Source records
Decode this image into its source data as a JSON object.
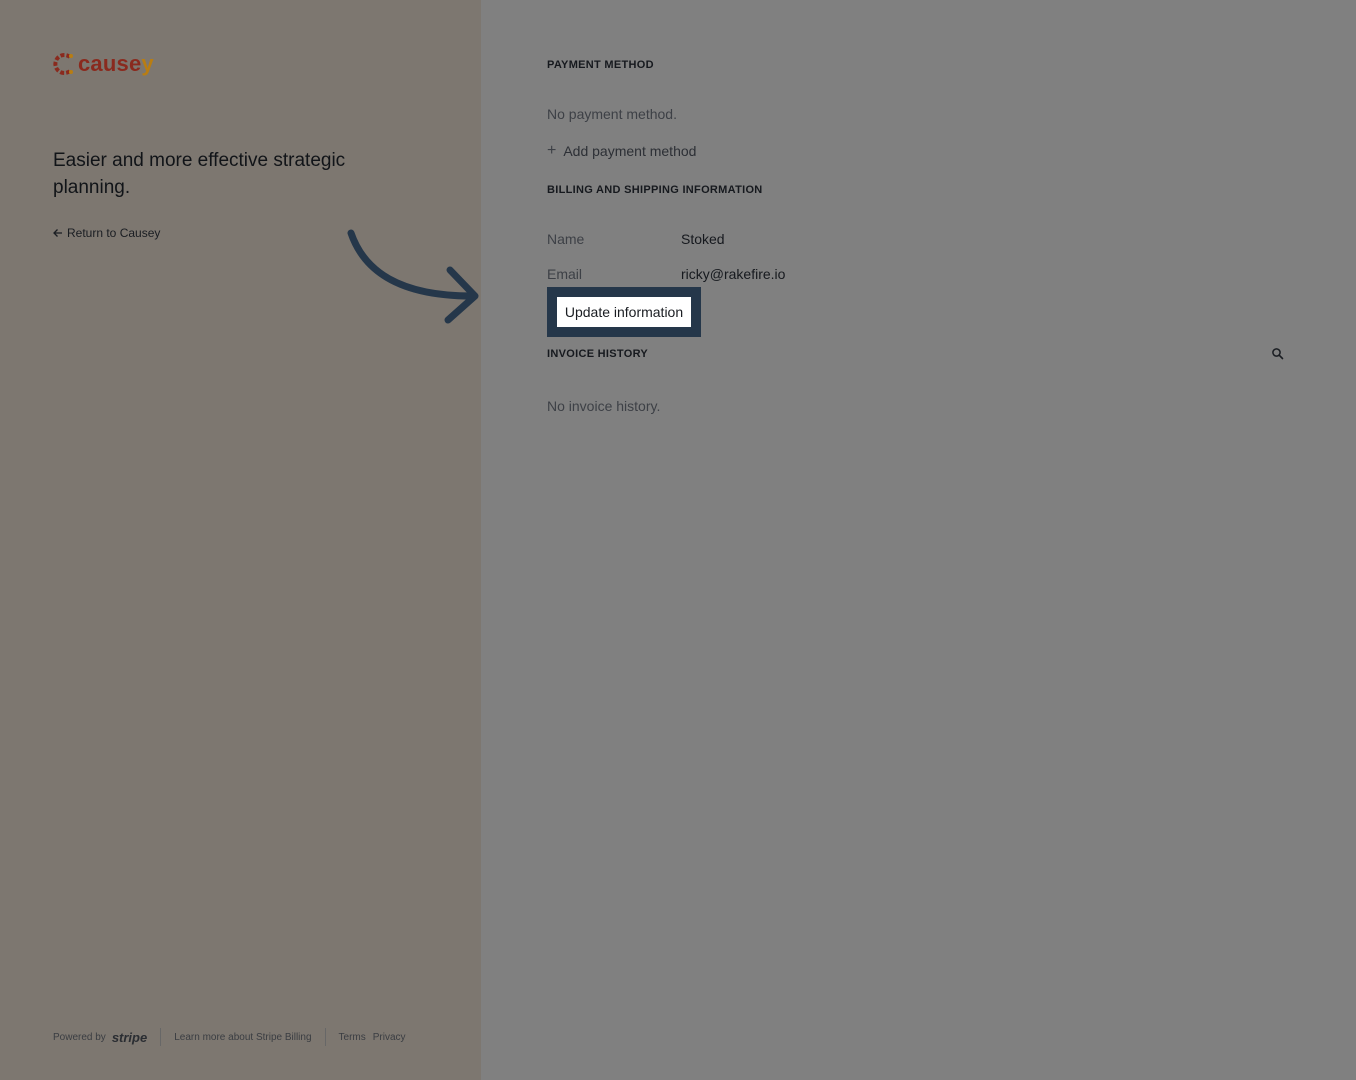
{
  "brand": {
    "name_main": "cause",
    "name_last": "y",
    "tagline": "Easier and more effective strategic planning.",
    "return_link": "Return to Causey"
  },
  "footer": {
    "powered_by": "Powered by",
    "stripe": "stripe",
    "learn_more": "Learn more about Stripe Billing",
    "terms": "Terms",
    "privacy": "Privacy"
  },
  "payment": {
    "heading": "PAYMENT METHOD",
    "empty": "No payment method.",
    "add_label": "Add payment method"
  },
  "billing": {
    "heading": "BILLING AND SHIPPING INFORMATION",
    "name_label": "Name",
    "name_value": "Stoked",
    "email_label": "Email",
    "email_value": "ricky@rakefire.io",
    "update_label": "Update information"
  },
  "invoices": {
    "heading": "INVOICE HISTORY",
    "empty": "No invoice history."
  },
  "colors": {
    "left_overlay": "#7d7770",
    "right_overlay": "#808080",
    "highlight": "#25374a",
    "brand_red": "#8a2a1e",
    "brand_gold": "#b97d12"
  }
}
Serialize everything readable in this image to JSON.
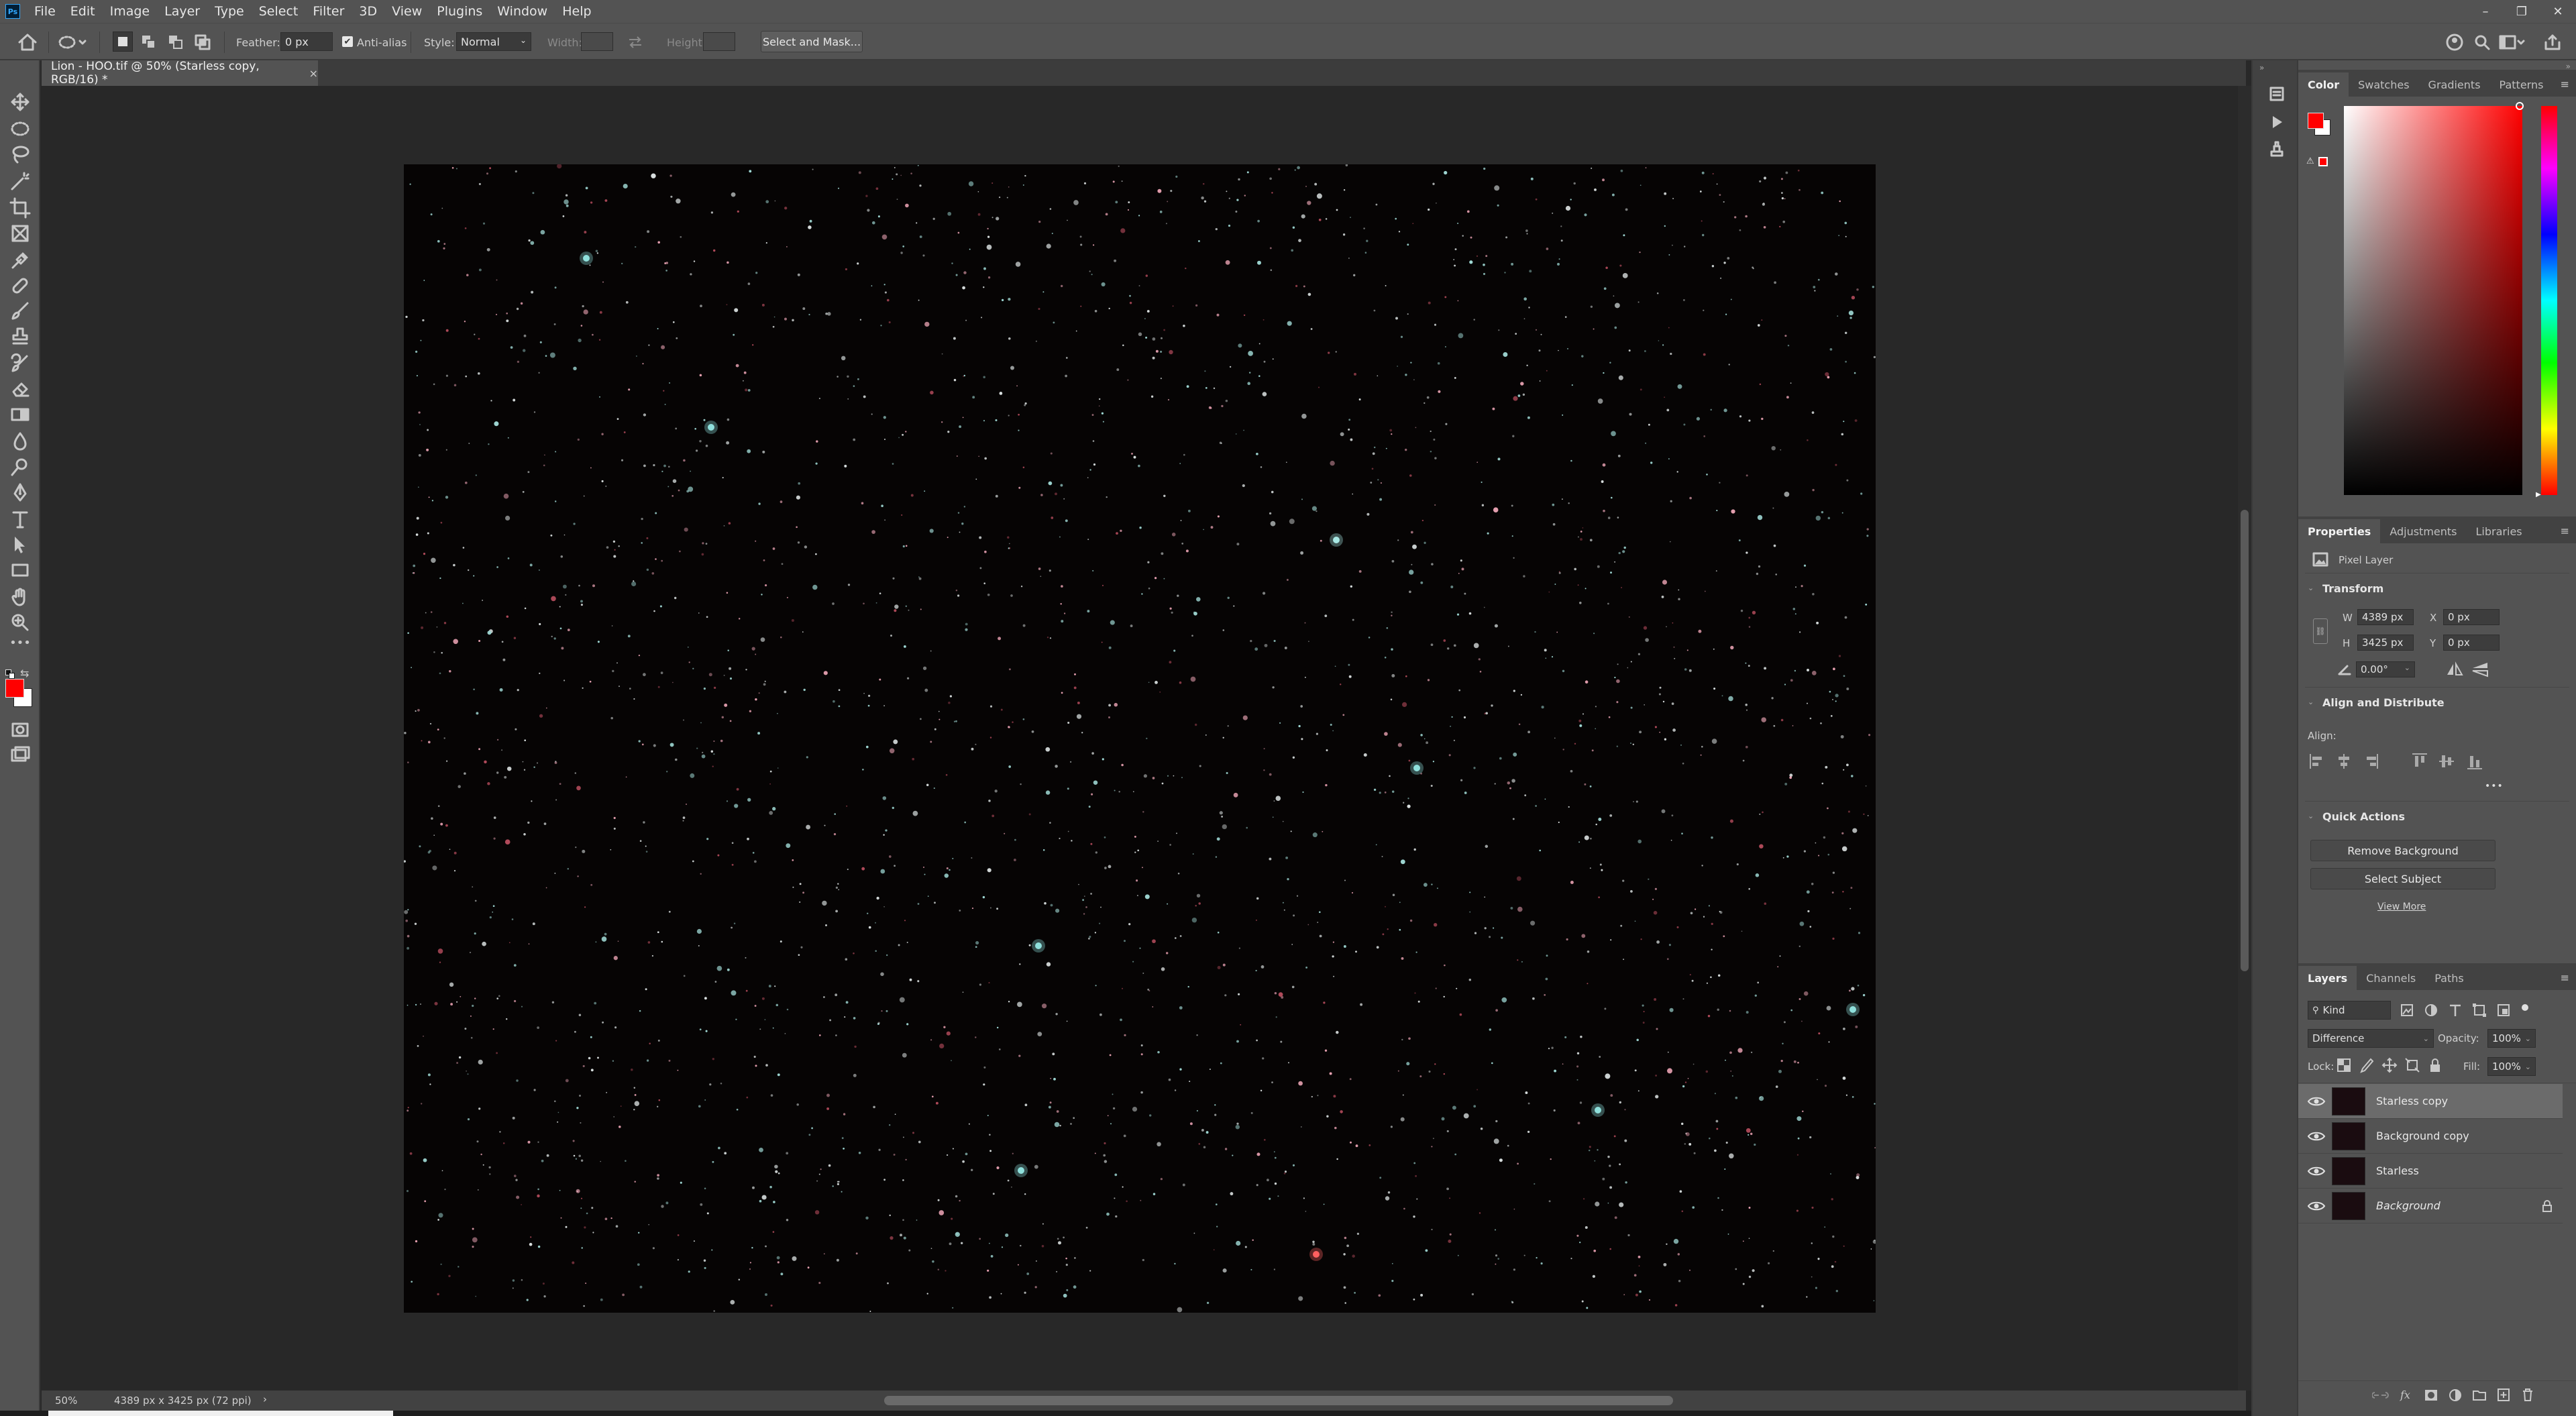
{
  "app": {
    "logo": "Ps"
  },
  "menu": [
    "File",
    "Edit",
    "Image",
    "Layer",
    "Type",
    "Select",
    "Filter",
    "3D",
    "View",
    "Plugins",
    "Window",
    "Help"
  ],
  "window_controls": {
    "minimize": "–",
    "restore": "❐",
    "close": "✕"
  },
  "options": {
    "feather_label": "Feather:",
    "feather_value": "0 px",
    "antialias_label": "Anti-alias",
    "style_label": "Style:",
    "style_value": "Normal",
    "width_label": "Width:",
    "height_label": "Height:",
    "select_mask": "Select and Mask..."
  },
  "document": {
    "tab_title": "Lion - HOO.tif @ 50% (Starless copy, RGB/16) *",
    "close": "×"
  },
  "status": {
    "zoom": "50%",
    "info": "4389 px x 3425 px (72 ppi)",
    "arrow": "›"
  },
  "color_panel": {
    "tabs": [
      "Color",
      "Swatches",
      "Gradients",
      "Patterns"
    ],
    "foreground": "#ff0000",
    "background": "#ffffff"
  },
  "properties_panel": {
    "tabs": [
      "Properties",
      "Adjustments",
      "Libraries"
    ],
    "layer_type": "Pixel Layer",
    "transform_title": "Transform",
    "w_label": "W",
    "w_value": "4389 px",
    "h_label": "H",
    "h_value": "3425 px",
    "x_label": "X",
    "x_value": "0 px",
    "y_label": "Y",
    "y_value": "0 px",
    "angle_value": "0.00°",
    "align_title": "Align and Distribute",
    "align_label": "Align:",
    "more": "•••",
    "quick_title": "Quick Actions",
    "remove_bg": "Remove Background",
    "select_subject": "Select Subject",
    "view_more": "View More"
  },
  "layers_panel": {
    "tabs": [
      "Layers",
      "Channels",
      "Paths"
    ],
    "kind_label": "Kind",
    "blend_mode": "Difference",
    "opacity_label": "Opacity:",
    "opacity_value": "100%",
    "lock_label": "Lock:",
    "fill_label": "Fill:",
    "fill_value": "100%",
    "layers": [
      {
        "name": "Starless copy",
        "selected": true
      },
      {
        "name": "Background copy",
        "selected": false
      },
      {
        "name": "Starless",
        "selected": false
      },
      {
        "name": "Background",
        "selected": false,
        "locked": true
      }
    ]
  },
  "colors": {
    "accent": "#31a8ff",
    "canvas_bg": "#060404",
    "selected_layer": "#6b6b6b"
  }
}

» **Aim of the task**
Omit every picture, then reproduce the rest of the listing exactly.

» **Expected output**
Decode this image into its source data as a JSON object.
{
  "brand": {
    "name_main": "cause",
    "name_last": "y",
    "tagline": "Easier and more effective strategic planning.",
    "return_link": "Return to Causey"
  },
  "footer": {
    "powered_by": "Powered by",
    "stripe": "stripe",
    "learn_more": "Learn more about Stripe Billing",
    "terms": "Terms",
    "privacy": "Privacy"
  },
  "payment": {
    "heading": "PAYMENT METHOD",
    "empty": "No payment method.",
    "add_label": "Add payment method"
  },
  "billing": {
    "heading": "BILLING AND SHIPPING INFORMATION",
    "name_label": "Name",
    "name_value": "Stoked",
    "email_label": "Email",
    "email_value": "ricky@rakefire.io",
    "update_label": "Update information"
  },
  "invoices": {
    "heading": "INVOICE HISTORY",
    "empty": "No invoice history."
  },
  "colors": {
    "left_overlay": "#7d7770",
    "right_overlay": "#808080",
    "highlight": "#25374a",
    "brand_red": "#8a2a1e",
    "brand_gold": "#b97d12"
  }
}
Serialize everything readable in this image to JSON.
{
  "app": {
    "logo": "Ps"
  },
  "menu": [
    "File",
    "Edit",
    "Image",
    "Layer",
    "Type",
    "Select",
    "Filter",
    "3D",
    "View",
    "Plugins",
    "Window",
    "Help"
  ],
  "window_controls": {
    "minimize": "–",
    "restore": "❐",
    "close": "✕"
  },
  "options": {
    "feather_label": "Feather:",
    "feather_value": "0 px",
    "antialias_label": "Anti-alias",
    "style_label": "Style:",
    "style_value": "Normal",
    "width_label": "Width:",
    "height_label": "Height:",
    "select_mask": "Select and Mask..."
  },
  "document": {
    "tab_title": "Lion - HOO.tif @ 50% (Starless copy, RGB/16) *",
    "close": "×"
  },
  "status": {
    "zoom": "50%",
    "info": "4389 px x 3425 px (72 ppi)",
    "arrow": "›"
  },
  "color_panel": {
    "tabs": [
      "Color",
      "Swatches",
      "Gradients",
      "Patterns"
    ],
    "foreground": "#ff0000",
    "background": "#ffffff"
  },
  "properties_panel": {
    "tabs": [
      "Properties",
      "Adjustments",
      "Libraries"
    ],
    "layer_type": "Pixel Layer",
    "transform_title": "Transform",
    "w_label": "W",
    "w_value": "4389 px",
    "h_label": "H",
    "h_value": "3425 px",
    "x_label": "X",
    "x_value": "0 px",
    "y_label": "Y",
    "y_value": "0 px",
    "angle_value": "0.00°",
    "align_title": "Align and Distribute",
    "align_label": "Align:",
    "more": "•••",
    "quick_title": "Quick Actions",
    "remove_bg": "Remove Background",
    "select_subject": "Select Subject",
    "view_more": "View More"
  },
  "layers_panel": {
    "tabs": [
      "Layers",
      "Channels",
      "Paths"
    ],
    "kind_label": "Kind",
    "blend_mode": "Difference",
    "opacity_label": "Opacity:",
    "opacity_value": "100%",
    "lock_label": "Lock:",
    "fill_label": "Fill:",
    "fill_value": "100%",
    "layers": [
      {
        "name": "Starless copy",
        "selected": true
      },
      {
        "name": "Background copy",
        "selected": false
      },
      {
        "name": "Starless",
        "selected": false
      },
      {
        "name": "Background",
        "selected": false,
        "locked": true
      }
    ]
  },
  "colors": {
    "accent": "#31a8ff",
    "canvas_bg": "#060404",
    "selected_layer": "#6b6b6b"
  }
}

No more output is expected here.